**TASK INSTRUCTIONS:** The records below hold pictures; please leave those out and retype the rest exactly.

[start PROVIDED RECORDS]

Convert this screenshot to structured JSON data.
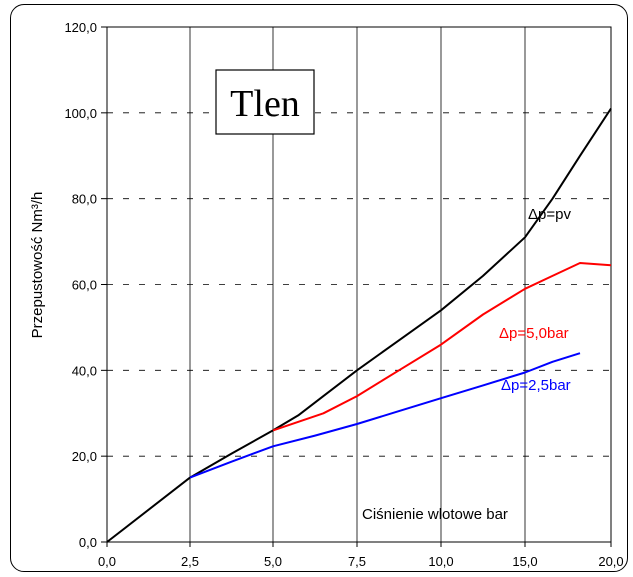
{
  "chart_data": {
    "type": "line",
    "title": "Tlen",
    "xlabel": "Ciśnienie wlotowe bar",
    "ylabel": "Przepustowość Nm³/h",
    "xlim": [
      0,
      20
    ],
    "ylim": [
      0,
      120
    ],
    "x_ticks": [
      "0,0",
      "2,5",
      "5,0",
      "7,5",
      "10,0",
      "15,0",
      "20,0"
    ],
    "y_ticks": [
      "0,0",
      "20,0",
      "40,0",
      "60,0",
      "80,0",
      "100,0",
      "120,0"
    ],
    "grid": "vertical solid, horizontal dashed",
    "series": [
      {
        "name": "Δp=pv",
        "color": "#000000",
        "points": [
          [
            0,
            0
          ],
          [
            2.5,
            15
          ],
          [
            3.75,
            20.6
          ],
          [
            5,
            26
          ],
          [
            5.75,
            29.5
          ],
          [
            6.5,
            34
          ],
          [
            7.5,
            40
          ],
          [
            8.75,
            47
          ],
          [
            10,
            54
          ],
          [
            11.25,
            62
          ],
          [
            12.5,
            71
          ],
          [
            13.75,
            80
          ],
          [
            15,
            90
          ],
          [
            16.25,
            101
          ]
        ]
      },
      {
        "name": "Δp=5,0bar",
        "color": "#ff0000",
        "points": [
          [
            5,
            26
          ],
          [
            6.5,
            30
          ],
          [
            7.5,
            34
          ],
          [
            8.75,
            40
          ],
          [
            10,
            46
          ],
          [
            11.25,
            53
          ],
          [
            12.5,
            59
          ],
          [
            13.75,
            62
          ],
          [
            15,
            65
          ],
          [
            16.25,
            64.5
          ]
        ]
      },
      {
        "name": "Δp=2,5bar",
        "color": "#0000ff",
        "points": [
          [
            2.5,
            15
          ],
          [
            3.75,
            18.7
          ],
          [
            5,
            22.3
          ],
          [
            6.25,
            24.8
          ],
          [
            7.5,
            27.5
          ],
          [
            8.75,
            30.5
          ],
          [
            10,
            33.5
          ],
          [
            11.25,
            36.5
          ],
          [
            12.5,
            39.5
          ],
          [
            13.75,
            42
          ],
          [
            15,
            44
          ]
        ]
      }
    ]
  }
}
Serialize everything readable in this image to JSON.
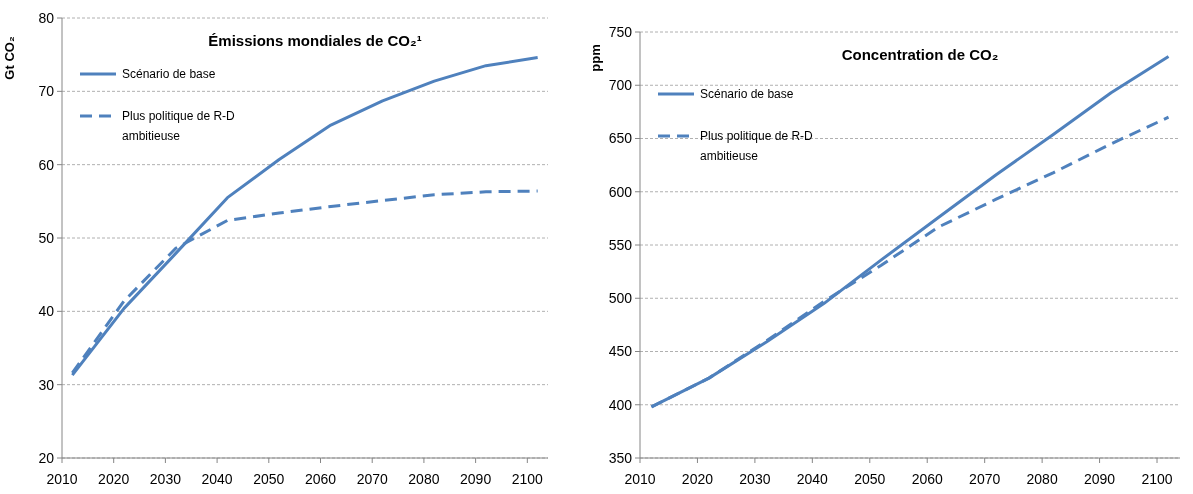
{
  "chart_data": [
    {
      "type": "line",
      "title": "Émissions mondiales de CO₂¹",
      "ylabel": "Gt CO₂",
      "x": [
        2012,
        2022,
        2032,
        2042,
        2052,
        2062,
        2072,
        2082,
        2092,
        2102
      ],
      "xlim": [
        2010,
        2104
      ],
      "xticks": [
        2010,
        2020,
        2030,
        2040,
        2050,
        2060,
        2070,
        2080,
        2090,
        2100
      ],
      "ylim": [
        20,
        80
      ],
      "yticks": [
        20,
        30,
        40,
        50,
        60,
        70,
        80
      ],
      "grid": "y",
      "legend": "top left",
      "series": [
        {
          "name": "Scénario de base",
          "color": "#4f81bd",
          "line_style": "solid",
          "values": [
            31.3,
            40.4,
            47.9,
            55.5,
            60.7,
            65.4,
            68.7,
            71.4,
            73.5,
            74.6
          ]
        },
        {
          "name": "Plus politique de R-D ambitieuse",
          "color": "#4f81bd",
          "line_style": "dashed",
          "values": [
            31.6,
            41.4,
            48.6,
            52.4,
            53.4,
            54.3,
            55.1,
            55.9,
            56.3,
            56.4
          ]
        }
      ]
    },
    {
      "type": "line",
      "title": "Concentration de CO₂",
      "ylabel": "ppm",
      "x": [
        2012,
        2022,
        2032,
        2042,
        2052,
        2062,
        2072,
        2082,
        2092,
        2102
      ],
      "xlim": [
        2010,
        2104
      ],
      "xticks": [
        2010,
        2020,
        2030,
        2040,
        2050,
        2060,
        2070,
        2080,
        2090,
        2100
      ],
      "ylim": [
        350,
        750
      ],
      "yticks": [
        350,
        400,
        450,
        500,
        550,
        600,
        650,
        700,
        750
      ],
      "grid": "y",
      "legend": "top left",
      "series": [
        {
          "name": "Scénario de base",
          "color": "#4f81bd",
          "line_style": "solid",
          "values": [
            398,
            425,
            459,
            495,
            536,
            576,
            616,
            654,
            693,
            727
          ]
        },
        {
          "name": "Plus politique de R-D ambitieuse",
          "color": "#4f81bd",
          "line_style": "dashed",
          "values": [
            398,
            425,
            460,
            497,
            531,
            567,
            593,
            618,
            645,
            670
          ]
        }
      ]
    }
  ]
}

[end PROVIDED RECORDS]

**SOLUTION TO THIS EXERCISE:**
Convert this screenshot to structured JSON data.
{
  "chart_data": {
    "type": "line",
    "title": "Tlen",
    "xlabel": "Ciśnienie wlotowe bar",
    "ylabel": "Przepustowość Nm³/h",
    "xlim": [
      0,
      20
    ],
    "ylim": [
      0,
      120
    ],
    "x_ticks": [
      "0,0",
      "2,5",
      "5,0",
      "7,5",
      "10,0",
      "15,0",
      "20,0"
    ],
    "y_ticks": [
      "0,0",
      "20,0",
      "40,0",
      "60,0",
      "80,0",
      "100,0",
      "120,0"
    ],
    "grid": "vertical solid, horizontal dashed",
    "series": [
      {
        "name": "Δp=pv",
        "color": "#000000",
        "points": [
          [
            0,
            0
          ],
          [
            2.5,
            15
          ],
          [
            3.75,
            20.6
          ],
          [
            5,
            26
          ],
          [
            5.75,
            29.5
          ],
          [
            6.5,
            34
          ],
          [
            7.5,
            40
          ],
          [
            8.75,
            47
          ],
          [
            10,
            54
          ],
          [
            11.25,
            62
          ],
          [
            12.5,
            71
          ],
          [
            13.75,
            80
          ],
          [
            15,
            90
          ],
          [
            16.25,
            101
          ]
        ]
      },
      {
        "name": "Δp=5,0bar",
        "color": "#ff0000",
        "points": [
          [
            5,
            26
          ],
          [
            6.5,
            30
          ],
          [
            7.5,
            34
          ],
          [
            8.75,
            40
          ],
          [
            10,
            46
          ],
          [
            11.25,
            53
          ],
          [
            12.5,
            59
          ],
          [
            13.75,
            62
          ],
          [
            15,
            65
          ],
          [
            16.25,
            64.5
          ]
        ]
      },
      {
        "name": "Δp=2,5bar",
        "color": "#0000ff",
        "points": [
          [
            2.5,
            15
          ],
          [
            3.75,
            18.7
          ],
          [
            5,
            22.3
          ],
          [
            6.25,
            24.8
          ],
          [
            7.5,
            27.5
          ],
          [
            8.75,
            30.5
          ],
          [
            10,
            33.5
          ],
          [
            11.25,
            36.5
          ],
          [
            12.5,
            39.5
          ],
          [
            13.75,
            42
          ],
          [
            15,
            44
          ]
        ]
      }
    ]
  }
}
Serialize everything readable in this image to JSON.
{
  "chart_data": [
    {
      "type": "line",
      "title": "Émissions mondiales de CO₂¹",
      "ylabel": "Gt CO₂",
      "x": [
        2012,
        2022,
        2032,
        2042,
        2052,
        2062,
        2072,
        2082,
        2092,
        2102
      ],
      "xlim": [
        2010,
        2104
      ],
      "xticks": [
        2010,
        2020,
        2030,
        2040,
        2050,
        2060,
        2070,
        2080,
        2090,
        2100
      ],
      "ylim": [
        20,
        80
      ],
      "yticks": [
        20,
        30,
        40,
        50,
        60,
        70,
        80
      ],
      "grid": "y",
      "legend": "top left",
      "series": [
        {
          "name": "Scénario de base",
          "color": "#4f81bd",
          "line_style": "solid",
          "values": [
            31.3,
            40.4,
            47.9,
            55.5,
            60.7,
            65.4,
            68.7,
            71.4,
            73.5,
            74.6
          ]
        },
        {
          "name": "Plus politique de R-D ambitieuse",
          "color": "#4f81bd",
          "line_style": "dashed",
          "values": [
            31.6,
            41.4,
            48.6,
            52.4,
            53.4,
            54.3,
            55.1,
            55.9,
            56.3,
            56.4
          ]
        }
      ]
    },
    {
      "type": "line",
      "title": "Concentration de CO₂",
      "ylabel": "ppm",
      "x": [
        2012,
        2022,
        2032,
        2042,
        2052,
        2062,
        2072,
        2082,
        2092,
        2102
      ],
      "xlim": [
        2010,
        2104
      ],
      "xticks": [
        2010,
        2020,
        2030,
        2040,
        2050,
        2060,
        2070,
        2080,
        2090,
        2100
      ],
      "ylim": [
        350,
        750
      ],
      "yticks": [
        350,
        400,
        450,
        500,
        550,
        600,
        650,
        700,
        750
      ],
      "grid": "y",
      "legend": "top left",
      "series": [
        {
          "name": "Scénario de base",
          "color": "#4f81bd",
          "line_style": "solid",
          "values": [
            398,
            425,
            459,
            495,
            536,
            576,
            616,
            654,
            693,
            727
          ]
        },
        {
          "name": "Plus politique de R-D ambitieuse",
          "color": "#4f81bd",
          "line_style": "dashed",
          "values": [
            398,
            425,
            460,
            497,
            531,
            567,
            593,
            618,
            645,
            670
          ]
        }
      ]
    }
  ]
}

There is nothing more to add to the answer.